Given data:
□ □ □
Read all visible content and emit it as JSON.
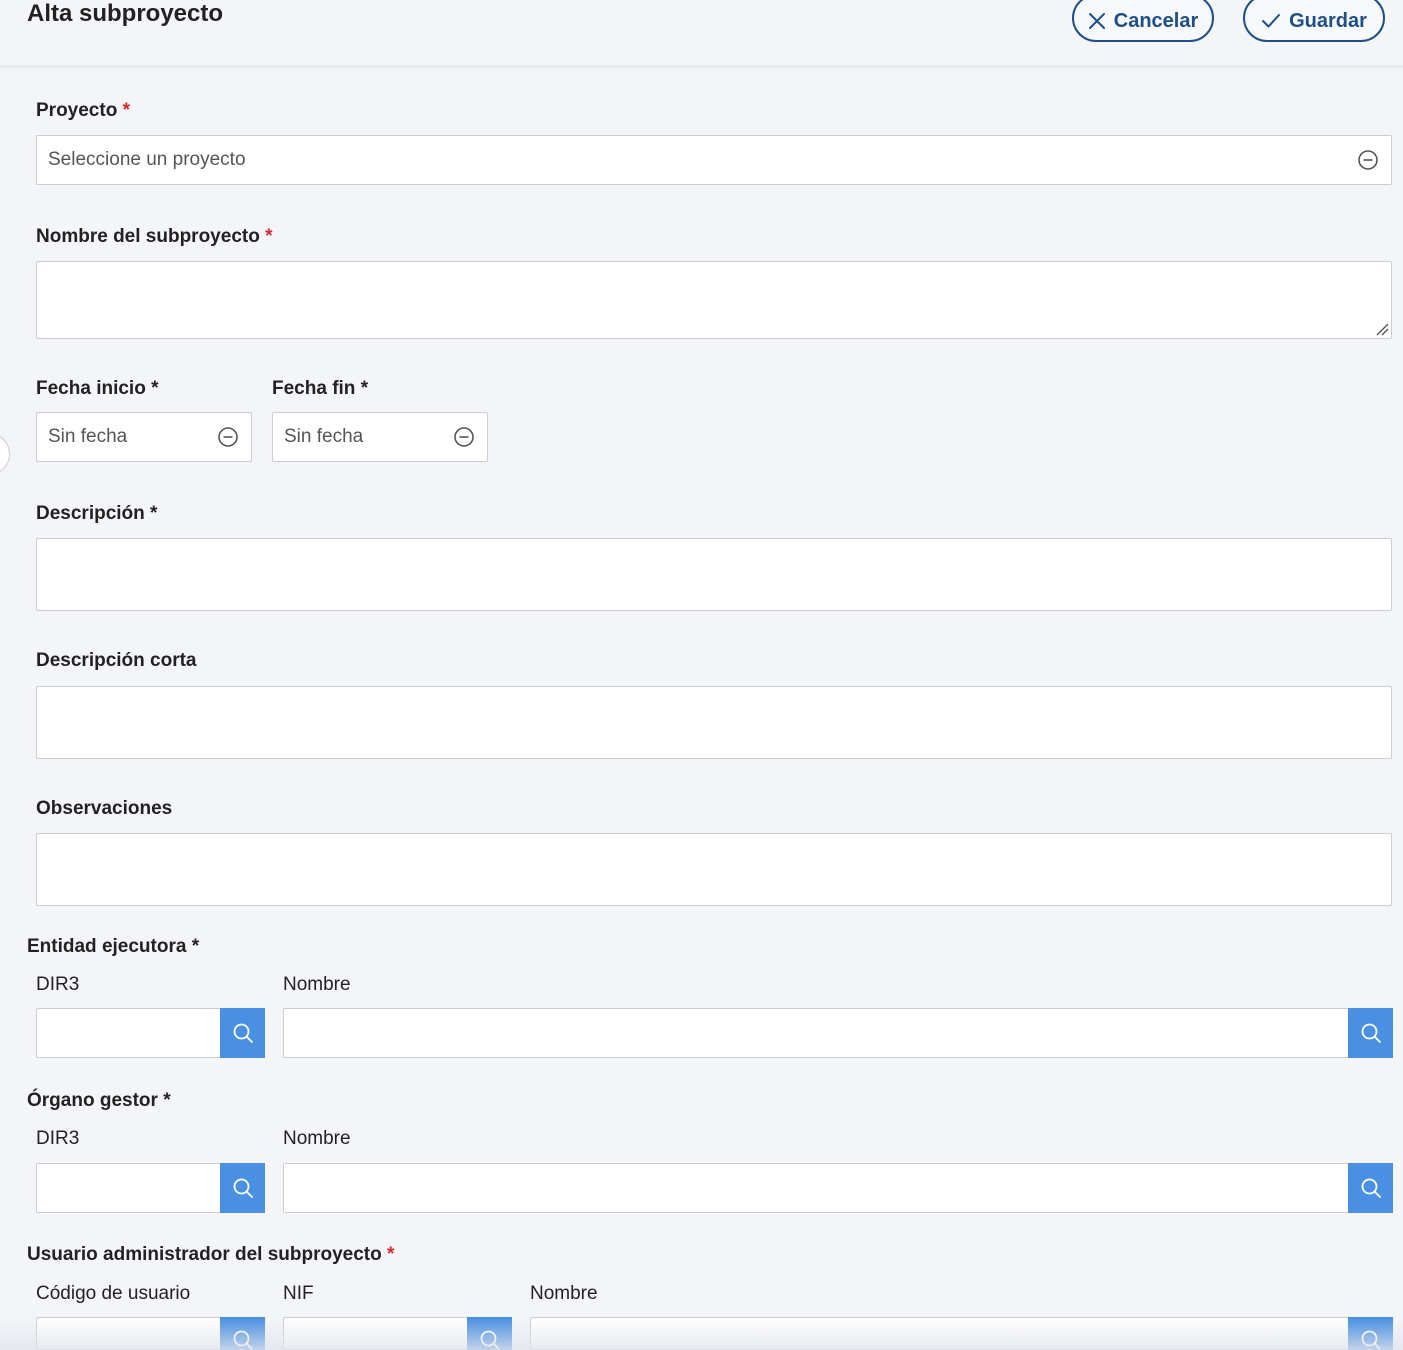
{
  "header": {
    "title": "Alta subproyecto",
    "cancel_label": "Cancelar",
    "save_label": "Guardar"
  },
  "form": {
    "proyecto": {
      "label": "Proyecto",
      "required_mark": "*",
      "placeholder": "Seleccione un proyecto"
    },
    "nombre_subproyecto": {
      "label": "Nombre del subproyecto",
      "required_mark": "*",
      "value": ""
    },
    "fecha_inicio": {
      "label": "Fecha inicio",
      "required_mark": "*",
      "placeholder": "Sin fecha"
    },
    "fecha_fin": {
      "label": "Fecha fin",
      "required_mark": "*",
      "placeholder": "Sin fecha"
    },
    "descripcion": {
      "label": "Descripción",
      "required_mark": "*",
      "value": ""
    },
    "descripcion_corta": {
      "label": "Descripción corta",
      "value": ""
    },
    "observaciones": {
      "label": "Observaciones",
      "value": ""
    },
    "entidad_ejecutora": {
      "label": "Entidad ejecutora",
      "required_mark": "*",
      "dir3_label": "DIR3",
      "nombre_label": "Nombre",
      "dir3_value": "",
      "nombre_value": ""
    },
    "organo_gestor": {
      "label": "Órgano gestor",
      "required_mark": "*",
      "dir3_label": "DIR3",
      "nombre_label": "Nombre",
      "dir3_value": "",
      "nombre_value": ""
    },
    "usuario_admin": {
      "label": "Usuario administrador del subproyecto",
      "required_mark": "*",
      "codigo_label": "Código de usuario",
      "nif_label": "NIF",
      "nombre_label": "Nombre",
      "codigo_value": "",
      "nif_value": "",
      "nombre_value": ""
    }
  },
  "colors": {
    "accent": "#1e4f86",
    "search_button": "#4a90e2",
    "required_red": "#d9262b",
    "background": "#f3f5f9"
  },
  "icons": {
    "cancel": "close-icon",
    "save": "check-icon",
    "clear": "minus-circle-icon",
    "search": "search-icon",
    "resize": "resize-handle-icon"
  }
}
□ □ □
Stated exercise: Apart from the pictures, the entries above are to be repeated in full and exactly.

Output for this exercise:
Read all visible content and emit it as JSON.
{
  "header": {
    "title": "Alta subproyecto",
    "cancel_label": "Cancelar",
    "save_label": "Guardar"
  },
  "form": {
    "proyecto": {
      "label": "Proyecto",
      "required_mark": "*",
      "placeholder": "Seleccione un proyecto"
    },
    "nombre_subproyecto": {
      "label": "Nombre del subproyecto",
      "required_mark": "*",
      "value": ""
    },
    "fecha_inicio": {
      "label": "Fecha inicio",
      "required_mark": "*",
      "placeholder": "Sin fecha"
    },
    "fecha_fin": {
      "label": "Fecha fin",
      "required_mark": "*",
      "placeholder": "Sin fecha"
    },
    "descripcion": {
      "label": "Descripción",
      "required_mark": "*",
      "value": ""
    },
    "descripcion_corta": {
      "label": "Descripción corta",
      "value": ""
    },
    "observaciones": {
      "label": "Observaciones",
      "value": ""
    },
    "entidad_ejecutora": {
      "label": "Entidad ejecutora",
      "required_mark": "*",
      "dir3_label": "DIR3",
      "nombre_label": "Nombre",
      "dir3_value": "",
      "nombre_value": ""
    },
    "organo_gestor": {
      "label": "Órgano gestor",
      "required_mark": "*",
      "dir3_label": "DIR3",
      "nombre_label": "Nombre",
      "dir3_value": "",
      "nombre_value": ""
    },
    "usuario_admin": {
      "label": "Usuario administrador del subproyecto",
      "required_mark": "*",
      "codigo_label": "Código de usuario",
      "nif_label": "NIF",
      "nombre_label": "Nombre",
      "codigo_value": "",
      "nif_value": "",
      "nombre_value": ""
    }
  },
  "colors": {
    "accent": "#1e4f86",
    "search_button": "#4a90e2",
    "required_red": "#d9262b",
    "background": "#f3f5f9"
  },
  "icons": {
    "cancel": "close-icon",
    "save": "check-icon",
    "clear": "minus-circle-icon",
    "search": "search-icon",
    "resize": "resize-handle-icon"
  }
}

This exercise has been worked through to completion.